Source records
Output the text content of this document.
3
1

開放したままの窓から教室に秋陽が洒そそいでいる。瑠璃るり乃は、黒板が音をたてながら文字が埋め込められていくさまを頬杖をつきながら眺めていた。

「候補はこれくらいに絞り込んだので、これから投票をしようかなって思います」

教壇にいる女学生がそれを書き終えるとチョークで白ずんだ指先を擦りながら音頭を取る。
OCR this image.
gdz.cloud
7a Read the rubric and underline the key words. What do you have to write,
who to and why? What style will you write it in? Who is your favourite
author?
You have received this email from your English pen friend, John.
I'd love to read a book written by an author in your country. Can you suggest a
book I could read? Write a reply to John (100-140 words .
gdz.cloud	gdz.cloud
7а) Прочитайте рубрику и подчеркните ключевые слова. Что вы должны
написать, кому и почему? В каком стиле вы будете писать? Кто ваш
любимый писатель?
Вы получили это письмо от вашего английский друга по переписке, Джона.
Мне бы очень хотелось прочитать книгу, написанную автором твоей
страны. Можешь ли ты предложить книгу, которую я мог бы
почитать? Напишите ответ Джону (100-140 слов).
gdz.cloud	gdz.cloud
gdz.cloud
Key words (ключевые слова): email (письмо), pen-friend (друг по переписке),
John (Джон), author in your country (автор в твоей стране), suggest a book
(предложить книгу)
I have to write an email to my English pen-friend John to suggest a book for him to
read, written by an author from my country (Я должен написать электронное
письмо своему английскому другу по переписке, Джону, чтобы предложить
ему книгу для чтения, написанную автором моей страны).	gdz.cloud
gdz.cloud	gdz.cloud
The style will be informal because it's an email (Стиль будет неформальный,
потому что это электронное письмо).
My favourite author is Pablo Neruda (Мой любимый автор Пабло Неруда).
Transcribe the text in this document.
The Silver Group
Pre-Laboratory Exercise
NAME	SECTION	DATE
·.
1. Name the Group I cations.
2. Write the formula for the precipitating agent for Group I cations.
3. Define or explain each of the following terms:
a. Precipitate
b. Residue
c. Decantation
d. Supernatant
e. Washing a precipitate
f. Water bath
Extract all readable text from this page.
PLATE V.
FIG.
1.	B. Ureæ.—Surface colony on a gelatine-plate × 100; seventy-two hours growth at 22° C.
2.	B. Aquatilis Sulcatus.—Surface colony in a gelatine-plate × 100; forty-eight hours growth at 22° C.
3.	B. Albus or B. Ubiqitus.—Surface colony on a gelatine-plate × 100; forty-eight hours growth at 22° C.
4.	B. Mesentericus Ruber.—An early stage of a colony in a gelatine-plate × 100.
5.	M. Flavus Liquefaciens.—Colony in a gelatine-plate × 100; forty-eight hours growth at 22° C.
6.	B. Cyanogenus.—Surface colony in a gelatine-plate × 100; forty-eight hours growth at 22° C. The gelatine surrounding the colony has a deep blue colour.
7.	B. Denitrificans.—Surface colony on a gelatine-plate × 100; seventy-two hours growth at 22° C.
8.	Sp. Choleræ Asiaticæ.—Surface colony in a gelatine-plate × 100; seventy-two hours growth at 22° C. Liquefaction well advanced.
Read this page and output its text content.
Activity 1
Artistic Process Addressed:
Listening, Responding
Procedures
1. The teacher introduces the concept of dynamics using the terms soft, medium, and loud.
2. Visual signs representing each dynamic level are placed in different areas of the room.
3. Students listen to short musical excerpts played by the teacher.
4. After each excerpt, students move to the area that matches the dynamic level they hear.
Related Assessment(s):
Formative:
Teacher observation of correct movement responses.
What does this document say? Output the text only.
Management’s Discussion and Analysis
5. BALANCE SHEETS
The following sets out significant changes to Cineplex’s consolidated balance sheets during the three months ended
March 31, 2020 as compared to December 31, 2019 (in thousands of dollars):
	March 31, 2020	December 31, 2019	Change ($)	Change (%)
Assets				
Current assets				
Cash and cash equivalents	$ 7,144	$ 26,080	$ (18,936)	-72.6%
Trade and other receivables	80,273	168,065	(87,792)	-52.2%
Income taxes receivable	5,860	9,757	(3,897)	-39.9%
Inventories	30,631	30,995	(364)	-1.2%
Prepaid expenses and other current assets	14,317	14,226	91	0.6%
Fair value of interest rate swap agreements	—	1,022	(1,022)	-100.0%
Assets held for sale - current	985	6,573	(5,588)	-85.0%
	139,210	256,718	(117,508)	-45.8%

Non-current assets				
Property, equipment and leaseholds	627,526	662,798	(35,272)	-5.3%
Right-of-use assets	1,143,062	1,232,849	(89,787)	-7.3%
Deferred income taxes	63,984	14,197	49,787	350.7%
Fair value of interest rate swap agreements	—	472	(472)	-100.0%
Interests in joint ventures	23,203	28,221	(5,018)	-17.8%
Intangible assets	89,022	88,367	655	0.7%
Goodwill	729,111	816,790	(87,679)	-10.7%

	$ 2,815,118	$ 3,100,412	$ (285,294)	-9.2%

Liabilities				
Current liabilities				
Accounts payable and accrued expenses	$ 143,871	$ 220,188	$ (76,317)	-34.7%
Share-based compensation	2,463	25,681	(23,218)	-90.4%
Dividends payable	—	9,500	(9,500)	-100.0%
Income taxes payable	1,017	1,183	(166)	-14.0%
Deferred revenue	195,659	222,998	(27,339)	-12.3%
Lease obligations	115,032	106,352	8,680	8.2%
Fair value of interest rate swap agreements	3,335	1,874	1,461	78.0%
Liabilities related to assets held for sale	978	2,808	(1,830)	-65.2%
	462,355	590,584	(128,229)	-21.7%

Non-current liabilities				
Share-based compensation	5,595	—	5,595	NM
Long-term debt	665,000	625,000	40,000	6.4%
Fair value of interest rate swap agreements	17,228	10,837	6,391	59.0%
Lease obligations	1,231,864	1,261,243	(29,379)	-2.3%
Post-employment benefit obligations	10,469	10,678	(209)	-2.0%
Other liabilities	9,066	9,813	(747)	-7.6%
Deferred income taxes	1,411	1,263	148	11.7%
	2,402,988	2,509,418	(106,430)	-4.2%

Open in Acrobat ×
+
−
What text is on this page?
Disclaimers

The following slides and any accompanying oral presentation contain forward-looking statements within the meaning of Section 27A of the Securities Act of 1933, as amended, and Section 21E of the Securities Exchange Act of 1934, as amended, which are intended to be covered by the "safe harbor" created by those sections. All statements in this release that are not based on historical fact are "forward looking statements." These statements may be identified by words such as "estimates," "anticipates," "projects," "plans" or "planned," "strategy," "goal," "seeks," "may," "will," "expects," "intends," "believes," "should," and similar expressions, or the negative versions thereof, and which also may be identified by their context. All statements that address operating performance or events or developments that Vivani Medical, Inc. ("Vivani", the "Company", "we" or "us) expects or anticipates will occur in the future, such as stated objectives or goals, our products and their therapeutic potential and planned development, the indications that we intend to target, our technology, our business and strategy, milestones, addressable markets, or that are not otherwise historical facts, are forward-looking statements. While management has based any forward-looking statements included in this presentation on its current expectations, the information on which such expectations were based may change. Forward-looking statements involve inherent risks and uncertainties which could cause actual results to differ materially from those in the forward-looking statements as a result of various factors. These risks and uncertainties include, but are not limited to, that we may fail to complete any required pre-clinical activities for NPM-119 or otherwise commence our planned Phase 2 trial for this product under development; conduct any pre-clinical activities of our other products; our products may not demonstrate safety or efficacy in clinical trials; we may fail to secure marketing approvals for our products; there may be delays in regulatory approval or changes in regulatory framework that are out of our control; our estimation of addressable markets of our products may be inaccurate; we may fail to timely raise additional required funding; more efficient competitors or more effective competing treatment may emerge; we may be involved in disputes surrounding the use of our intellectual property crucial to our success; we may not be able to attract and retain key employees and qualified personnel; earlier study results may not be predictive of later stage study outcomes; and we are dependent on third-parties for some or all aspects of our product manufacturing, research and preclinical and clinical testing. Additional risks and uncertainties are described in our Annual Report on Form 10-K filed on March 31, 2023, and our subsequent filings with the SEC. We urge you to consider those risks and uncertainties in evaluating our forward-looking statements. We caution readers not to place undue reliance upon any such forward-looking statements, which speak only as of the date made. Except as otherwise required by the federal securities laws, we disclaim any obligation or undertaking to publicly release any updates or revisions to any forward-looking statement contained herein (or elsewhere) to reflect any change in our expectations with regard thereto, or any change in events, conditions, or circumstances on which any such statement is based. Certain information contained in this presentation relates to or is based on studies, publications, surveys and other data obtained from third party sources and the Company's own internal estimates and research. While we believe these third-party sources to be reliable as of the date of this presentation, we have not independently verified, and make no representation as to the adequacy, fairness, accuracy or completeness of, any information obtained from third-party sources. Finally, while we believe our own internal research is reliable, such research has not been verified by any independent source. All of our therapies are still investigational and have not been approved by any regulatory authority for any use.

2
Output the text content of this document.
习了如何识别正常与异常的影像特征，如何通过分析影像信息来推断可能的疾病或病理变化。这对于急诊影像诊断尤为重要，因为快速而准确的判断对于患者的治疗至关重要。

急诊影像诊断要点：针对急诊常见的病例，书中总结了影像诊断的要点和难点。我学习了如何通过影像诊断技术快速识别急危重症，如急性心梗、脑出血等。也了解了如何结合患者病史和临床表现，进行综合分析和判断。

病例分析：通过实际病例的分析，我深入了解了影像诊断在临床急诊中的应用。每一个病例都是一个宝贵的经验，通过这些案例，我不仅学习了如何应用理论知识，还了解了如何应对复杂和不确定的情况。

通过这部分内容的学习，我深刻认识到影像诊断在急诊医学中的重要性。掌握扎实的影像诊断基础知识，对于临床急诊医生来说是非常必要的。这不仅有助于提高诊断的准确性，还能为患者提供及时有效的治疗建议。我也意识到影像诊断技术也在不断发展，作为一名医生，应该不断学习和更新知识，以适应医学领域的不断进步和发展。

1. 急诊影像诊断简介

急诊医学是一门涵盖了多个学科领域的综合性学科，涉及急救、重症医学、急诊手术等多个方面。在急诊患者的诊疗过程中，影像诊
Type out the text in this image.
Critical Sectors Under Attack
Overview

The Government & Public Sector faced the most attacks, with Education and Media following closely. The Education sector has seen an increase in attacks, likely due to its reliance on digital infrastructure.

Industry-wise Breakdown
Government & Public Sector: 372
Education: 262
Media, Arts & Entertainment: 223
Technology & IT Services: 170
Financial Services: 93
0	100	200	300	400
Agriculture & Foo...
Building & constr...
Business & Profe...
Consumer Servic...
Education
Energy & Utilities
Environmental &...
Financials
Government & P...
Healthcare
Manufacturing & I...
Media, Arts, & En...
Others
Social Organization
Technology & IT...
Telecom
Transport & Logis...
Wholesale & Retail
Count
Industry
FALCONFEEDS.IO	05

> [Work required]:
For the data above, state how many lines contain "swap"; the number is the whole answer.

> [Solution]:
4